** Records to use **
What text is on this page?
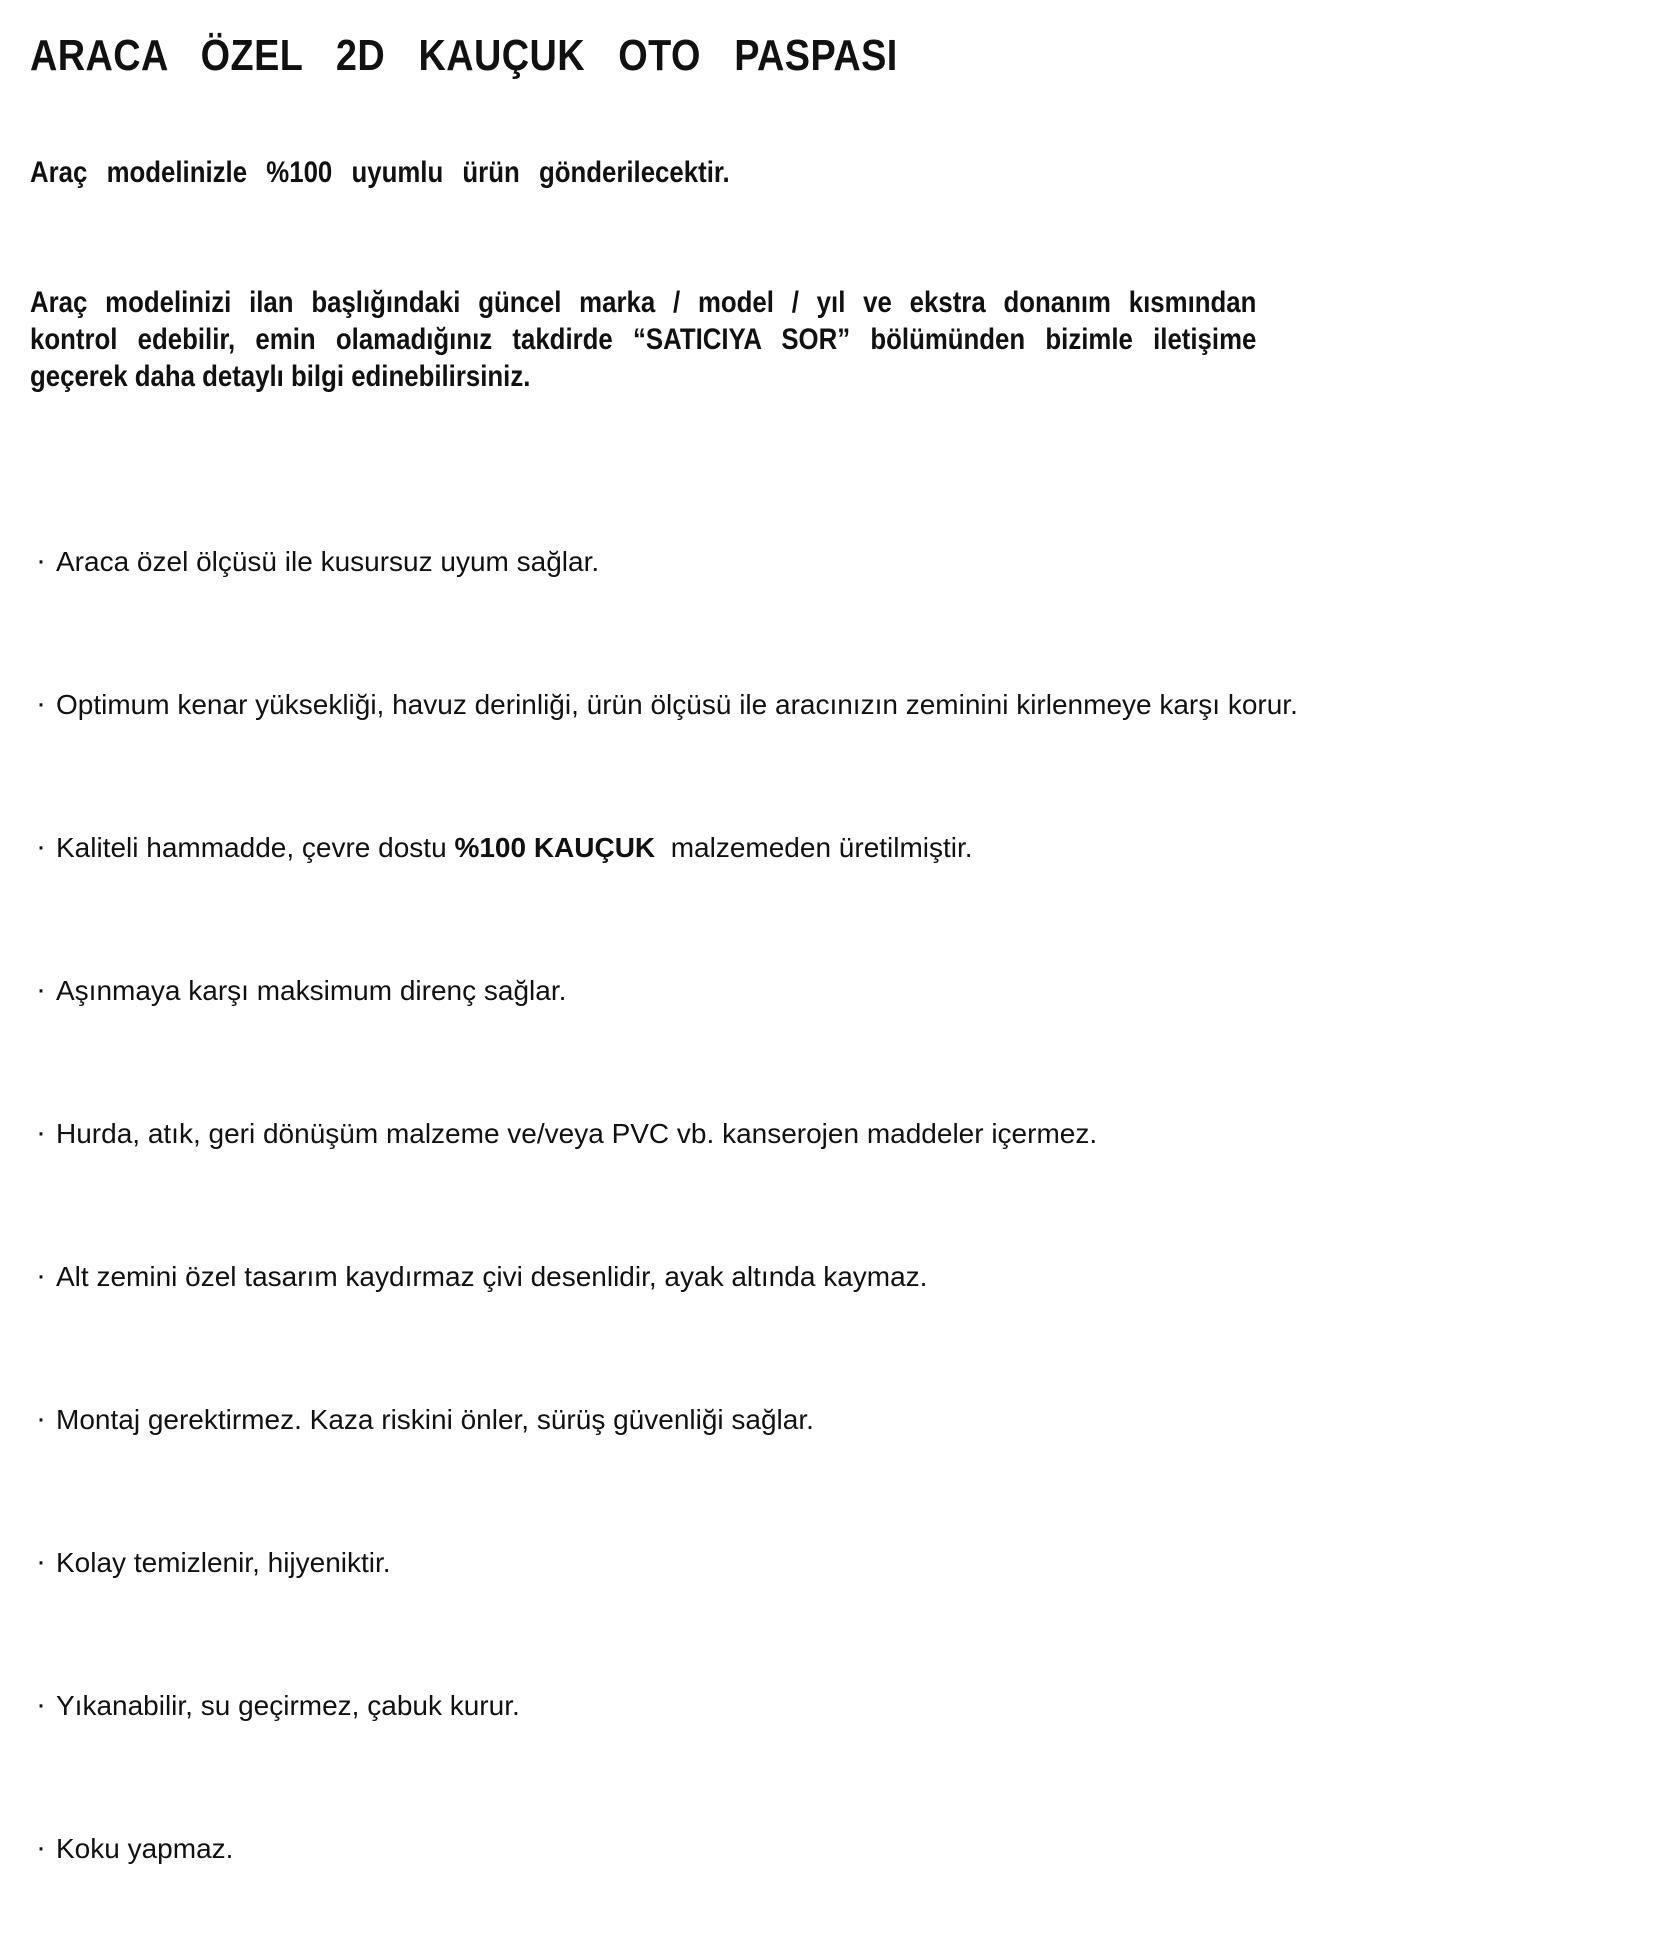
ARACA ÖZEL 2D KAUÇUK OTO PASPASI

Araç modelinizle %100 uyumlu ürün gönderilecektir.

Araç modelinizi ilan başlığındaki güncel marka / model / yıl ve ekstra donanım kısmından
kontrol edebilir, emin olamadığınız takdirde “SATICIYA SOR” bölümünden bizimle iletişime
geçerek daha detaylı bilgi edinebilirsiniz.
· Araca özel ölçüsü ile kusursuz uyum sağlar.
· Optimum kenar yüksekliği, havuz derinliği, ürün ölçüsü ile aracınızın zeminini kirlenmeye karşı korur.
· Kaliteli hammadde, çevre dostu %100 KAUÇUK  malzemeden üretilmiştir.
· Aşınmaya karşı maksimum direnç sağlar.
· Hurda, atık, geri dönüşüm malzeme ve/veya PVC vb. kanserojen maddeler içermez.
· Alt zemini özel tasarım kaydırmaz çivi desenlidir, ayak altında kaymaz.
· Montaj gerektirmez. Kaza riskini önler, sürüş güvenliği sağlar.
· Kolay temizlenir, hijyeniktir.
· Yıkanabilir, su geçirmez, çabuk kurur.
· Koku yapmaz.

** Short task **
Count the lines that include the word "karşı" and state the result as a bare number.

** Full answer **
2